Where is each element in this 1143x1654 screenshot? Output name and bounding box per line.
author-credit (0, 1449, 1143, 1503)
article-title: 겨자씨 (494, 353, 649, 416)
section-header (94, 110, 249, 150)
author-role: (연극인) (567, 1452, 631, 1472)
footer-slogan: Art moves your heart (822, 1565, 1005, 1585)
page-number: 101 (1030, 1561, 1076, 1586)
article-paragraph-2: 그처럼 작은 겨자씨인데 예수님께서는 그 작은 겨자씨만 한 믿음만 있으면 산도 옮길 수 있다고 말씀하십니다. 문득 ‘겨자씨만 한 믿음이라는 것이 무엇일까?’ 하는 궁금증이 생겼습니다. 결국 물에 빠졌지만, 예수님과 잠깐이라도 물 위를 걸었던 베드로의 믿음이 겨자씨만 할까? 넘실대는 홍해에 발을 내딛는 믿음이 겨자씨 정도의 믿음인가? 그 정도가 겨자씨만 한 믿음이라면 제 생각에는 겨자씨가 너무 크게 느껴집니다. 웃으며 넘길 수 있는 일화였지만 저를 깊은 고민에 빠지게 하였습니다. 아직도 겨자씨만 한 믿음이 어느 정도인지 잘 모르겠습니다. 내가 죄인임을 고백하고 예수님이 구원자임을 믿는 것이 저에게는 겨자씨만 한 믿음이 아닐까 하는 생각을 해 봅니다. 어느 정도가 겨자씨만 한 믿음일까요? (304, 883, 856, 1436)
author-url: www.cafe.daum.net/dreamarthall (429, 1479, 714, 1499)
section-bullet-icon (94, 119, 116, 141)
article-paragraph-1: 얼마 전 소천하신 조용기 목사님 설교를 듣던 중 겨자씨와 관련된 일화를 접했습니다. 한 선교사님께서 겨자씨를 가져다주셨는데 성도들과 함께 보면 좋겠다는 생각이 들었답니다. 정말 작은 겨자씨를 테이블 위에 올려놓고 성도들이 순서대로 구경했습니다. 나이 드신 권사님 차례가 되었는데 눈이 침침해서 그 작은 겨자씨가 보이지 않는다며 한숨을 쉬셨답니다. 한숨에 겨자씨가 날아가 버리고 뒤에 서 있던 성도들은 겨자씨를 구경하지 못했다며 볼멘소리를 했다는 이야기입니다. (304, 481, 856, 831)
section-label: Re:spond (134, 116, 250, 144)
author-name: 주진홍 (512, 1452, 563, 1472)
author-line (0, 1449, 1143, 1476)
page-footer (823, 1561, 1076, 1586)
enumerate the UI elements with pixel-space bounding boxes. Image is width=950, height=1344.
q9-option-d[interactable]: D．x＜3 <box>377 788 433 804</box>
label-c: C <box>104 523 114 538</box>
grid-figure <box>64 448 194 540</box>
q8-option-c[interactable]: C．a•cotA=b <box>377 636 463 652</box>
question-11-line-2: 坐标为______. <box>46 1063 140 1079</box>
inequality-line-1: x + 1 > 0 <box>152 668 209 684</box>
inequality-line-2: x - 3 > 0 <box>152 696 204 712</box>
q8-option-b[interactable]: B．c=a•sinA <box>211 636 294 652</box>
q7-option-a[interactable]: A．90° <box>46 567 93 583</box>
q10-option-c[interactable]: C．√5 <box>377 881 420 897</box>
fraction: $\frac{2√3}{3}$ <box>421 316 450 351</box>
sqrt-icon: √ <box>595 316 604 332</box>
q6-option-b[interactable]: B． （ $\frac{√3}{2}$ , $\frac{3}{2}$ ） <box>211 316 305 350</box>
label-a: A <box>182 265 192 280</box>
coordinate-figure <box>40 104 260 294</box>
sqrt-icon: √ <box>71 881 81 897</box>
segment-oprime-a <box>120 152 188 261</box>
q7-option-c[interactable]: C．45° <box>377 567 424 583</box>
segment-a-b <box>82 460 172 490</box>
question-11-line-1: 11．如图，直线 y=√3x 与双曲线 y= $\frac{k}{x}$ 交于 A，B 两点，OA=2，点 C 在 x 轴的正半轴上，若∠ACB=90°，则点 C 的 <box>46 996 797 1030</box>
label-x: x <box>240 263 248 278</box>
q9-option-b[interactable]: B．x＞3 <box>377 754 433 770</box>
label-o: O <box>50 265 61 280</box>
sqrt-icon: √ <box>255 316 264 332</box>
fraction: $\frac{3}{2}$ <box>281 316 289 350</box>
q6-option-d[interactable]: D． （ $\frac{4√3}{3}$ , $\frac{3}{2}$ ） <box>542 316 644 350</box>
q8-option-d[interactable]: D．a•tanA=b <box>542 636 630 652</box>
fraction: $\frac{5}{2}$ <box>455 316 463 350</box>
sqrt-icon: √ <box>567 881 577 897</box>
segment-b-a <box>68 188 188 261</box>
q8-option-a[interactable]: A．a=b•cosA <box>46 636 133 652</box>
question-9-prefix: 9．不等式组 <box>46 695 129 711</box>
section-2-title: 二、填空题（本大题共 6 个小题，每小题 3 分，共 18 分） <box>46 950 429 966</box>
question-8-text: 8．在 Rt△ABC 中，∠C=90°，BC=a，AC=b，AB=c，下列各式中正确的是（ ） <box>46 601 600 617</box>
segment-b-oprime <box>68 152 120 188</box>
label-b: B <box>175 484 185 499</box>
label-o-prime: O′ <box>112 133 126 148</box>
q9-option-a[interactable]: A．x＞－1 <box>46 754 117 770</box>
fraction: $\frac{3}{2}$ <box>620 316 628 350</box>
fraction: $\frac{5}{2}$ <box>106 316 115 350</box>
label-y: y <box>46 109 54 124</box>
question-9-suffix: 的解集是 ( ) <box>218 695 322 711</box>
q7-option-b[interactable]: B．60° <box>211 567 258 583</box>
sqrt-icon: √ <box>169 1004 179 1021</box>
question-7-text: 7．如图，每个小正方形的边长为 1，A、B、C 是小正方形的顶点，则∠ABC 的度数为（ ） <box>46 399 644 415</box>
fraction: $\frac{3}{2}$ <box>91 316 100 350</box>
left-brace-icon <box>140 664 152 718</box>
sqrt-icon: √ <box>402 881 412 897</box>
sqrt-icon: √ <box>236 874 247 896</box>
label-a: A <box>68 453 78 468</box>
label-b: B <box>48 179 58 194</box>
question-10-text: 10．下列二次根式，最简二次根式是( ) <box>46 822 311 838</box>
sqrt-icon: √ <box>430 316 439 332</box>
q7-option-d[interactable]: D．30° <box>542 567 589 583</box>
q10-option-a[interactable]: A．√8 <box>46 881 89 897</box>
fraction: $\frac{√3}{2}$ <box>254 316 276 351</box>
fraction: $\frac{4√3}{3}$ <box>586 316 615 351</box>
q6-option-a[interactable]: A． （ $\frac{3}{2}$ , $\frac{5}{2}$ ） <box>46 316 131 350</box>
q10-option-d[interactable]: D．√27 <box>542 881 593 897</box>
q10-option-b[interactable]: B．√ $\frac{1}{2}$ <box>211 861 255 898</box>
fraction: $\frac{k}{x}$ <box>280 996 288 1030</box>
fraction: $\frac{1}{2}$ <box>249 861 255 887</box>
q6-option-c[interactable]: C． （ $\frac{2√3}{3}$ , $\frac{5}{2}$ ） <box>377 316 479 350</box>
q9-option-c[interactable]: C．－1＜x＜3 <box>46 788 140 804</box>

▸ WHAT TO DO
Copy out all the records above line for line, with no changes.

▸ WRITTEN RESPONSE
Where is each element in this 1143x1654 screenshot? Output name and bounding box per line.
author-credit (0, 1449, 1143, 1503)
article-title: 겨자씨 (494, 353, 649, 416)
section-header (94, 110, 249, 150)
author-role: (연극인) (567, 1452, 631, 1472)
footer-slogan: Art moves your heart (822, 1565, 1005, 1585)
page-number: 101 (1030, 1561, 1076, 1586)
article-paragraph-2: 그처럼 작은 겨자씨인데 예수님께서는 그 작은 겨자씨만 한 믿음만 있으면 산도 옮길 수 있다고 말씀하십니다. 문득 ‘겨자씨만 한 믿음이라는 것이 무엇일까?’ 하는 궁금증이 생겼습니다. 결국 물에 빠졌지만, 예수님과 잠깐이라도 물 위를 걸었던 베드로의 믿음이 겨자씨만 할까? 넘실대는 홍해에 발을 내딛는 믿음이 겨자씨 정도의 믿음인가? 그 정도가 겨자씨만 한 믿음이라면 제 생각에는 겨자씨가 너무 크게 느껴집니다. 웃으며 넘길 수 있는 일화였지만 저를 깊은 고민에 빠지게 하였습니다. 아직도 겨자씨만 한 믿음이 어느 정도인지 잘 모르겠습니다. 내가 죄인임을 고백하고 예수님이 구원자임을 믿는 것이 저에게는 겨자씨만 한 믿음이 아닐까 하는 생각을 해 봅니다. 어느 정도가 겨자씨만 한 믿음일까요? (304, 883, 856, 1436)
author-url: www.cafe.daum.net/dreamarthall (429, 1479, 714, 1499)
section-bullet-icon (94, 119, 116, 141)
article-paragraph-1: 얼마 전 소천하신 조용기 목사님 설교를 듣던 중 겨자씨와 관련된 일화를 접했습니다. 한 선교사님께서 겨자씨를 가져다주셨는데 성도들과 함께 보면 좋겠다는 생각이 들었답니다. 정말 작은 겨자씨를 테이블 위에 올려놓고 성도들이 순서대로 구경했습니다. 나이 드신 권사님 차례가 되었는데 눈이 침침해서 그 작은 겨자씨가 보이지 않는다며 한숨을 쉬셨답니다. 한숨에 겨자씨가 날아가 버리고 뒤에 서 있던 성도들은 겨자씨를 구경하지 못했다며 볼멘소리를 했다는 이야기입니다. (304, 481, 856, 831)
section-label: Re:spond (134, 116, 250, 144)
author-name: 주진홍 (512, 1452, 563, 1472)
author-line (0, 1449, 1143, 1476)
page-footer (823, 1561, 1076, 1586)
enumerate the UI elements with pixel-space bounding boxes. Image is width=950, height=1344.
q9-option-d[interactable]: D．x＜3 <box>377 788 433 804</box>
label-c: C <box>104 523 114 538</box>
grid-figure <box>64 448 194 540</box>
q8-option-c[interactable]: C．a•cotA=b <box>377 636 463 652</box>
question-11-line-2: 坐标为______. <box>46 1063 140 1079</box>
inequality-line-1: x + 1 > 0 <box>152 668 209 684</box>
inequality-line-2: x - 3 > 0 <box>152 696 204 712</box>
q8-option-b[interactable]: B．c=a•sinA <box>211 636 294 652</box>
q7-option-a[interactable]: A．90° <box>46 567 93 583</box>
q10-option-c[interactable]: C．√5 <box>377 881 420 897</box>
fraction: $\frac{2√3}{3}$ <box>421 316 450 351</box>
sqrt-icon: √ <box>595 316 604 332</box>
q6-option-b[interactable]: B． （ $\frac{√3}{2}$ , $\frac{3}{2}$ ） <box>211 316 305 350</box>
label-a: A <box>182 265 192 280</box>
coordinate-figure <box>40 104 260 294</box>
sqrt-icon: √ <box>71 881 81 897</box>
segment-oprime-a <box>120 152 188 261</box>
q7-option-c[interactable]: C．45° <box>377 567 424 583</box>
segment-a-b <box>82 460 172 490</box>
question-11-line-1: 11．如图，直线 y=√3x 与双曲线 y= $\frac{k}{x}$ 交于 A，B 两点，OA=2，点 C 在 x 轴的正半轴上，若∠ACB=90°，则点 C 的 <box>46 996 797 1030</box>
label-x: x <box>240 263 248 278</box>
q9-option-b[interactable]: B．x＞3 <box>377 754 433 770</box>
label-o: O <box>50 265 61 280</box>
sqrt-icon: √ <box>255 316 264 332</box>
fraction: $\frac{3}{2}$ <box>281 316 289 350</box>
q6-option-d[interactable]: D． （ $\frac{4√3}{3}$ , $\frac{3}{2}$ ） <box>542 316 644 350</box>
q8-option-d[interactable]: D．a•tanA=b <box>542 636 630 652</box>
fraction: $\frac{5}{2}$ <box>455 316 463 350</box>
sqrt-icon: √ <box>567 881 577 897</box>
segment-b-a <box>68 188 188 261</box>
q8-option-a[interactable]: A．a=b•cosA <box>46 636 133 652</box>
question-9-prefix: 9．不等式组 <box>46 695 129 711</box>
section-2-title: 二、填空题（本大题共 6 个小题，每小题 3 分，共 18 分） <box>46 950 429 966</box>
question-8-text: 8．在 Rt△ABC 中，∠C=90°，BC=a，AC=b，AB=c，下列各式中正确的是（ ） <box>46 601 600 617</box>
segment-b-oprime <box>68 152 120 188</box>
label-b: B <box>175 484 185 499</box>
label-o-prime: O′ <box>112 133 126 148</box>
q9-option-a[interactable]: A．x＞－1 <box>46 754 117 770</box>
fraction: $\frac{3}{2}$ <box>620 316 628 350</box>
fraction: $\frac{5}{2}$ <box>106 316 115 350</box>
label-y: y <box>46 109 54 124</box>
question-9-suffix: 的解集是 ( ) <box>218 695 322 711</box>
q7-option-b[interactable]: B．60° <box>211 567 258 583</box>
sqrt-icon: √ <box>169 1004 179 1021</box>
question-7-text: 7．如图，每个小正方形的边长为 1，A、B、C 是小正方形的顶点，则∠ABC 的度数为（ ） <box>46 399 644 415</box>
fraction: $\frac{3}{2}$ <box>91 316 100 350</box>
left-brace-icon <box>140 664 152 718</box>
sqrt-icon: √ <box>402 881 412 897</box>
sqrt-icon: √ <box>236 874 247 896</box>
label-a: A <box>68 453 78 468</box>
label-b: B <box>48 179 58 194</box>
question-10-text: 10．下列二次根式，最简二次根式是( ) <box>46 822 311 838</box>
sqrt-icon: √ <box>430 316 439 332</box>
q7-option-d[interactable]: D．30° <box>542 567 589 583</box>
q10-option-a[interactable]: A．√8 <box>46 881 89 897</box>
fraction: $\frac{√3}{2}$ <box>254 316 276 351</box>
fraction: $\frac{4√3}{3}$ <box>586 316 615 351</box>
q6-option-a[interactable]: A． （ $\frac{3}{2}$ , $\frac{5}{2}$ ） <box>46 316 131 350</box>
q10-option-d[interactable]: D．√27 <box>542 881 593 897</box>
q10-option-b[interactable]: B．√ $\frac{1}{2}$ <box>211 861 255 898</box>
fraction: $\frac{k}{x}$ <box>280 996 288 1030</box>
fraction: $\frac{1}{2}$ <box>249 861 255 887</box>
q6-option-c[interactable]: C． （ $\frac{2√3}{3}$ , $\frac{5}{2}$ ） <box>377 316 479 350</box>
q9-option-c[interactable]: C．－1＜x＜3 <box>46 788 140 804</box>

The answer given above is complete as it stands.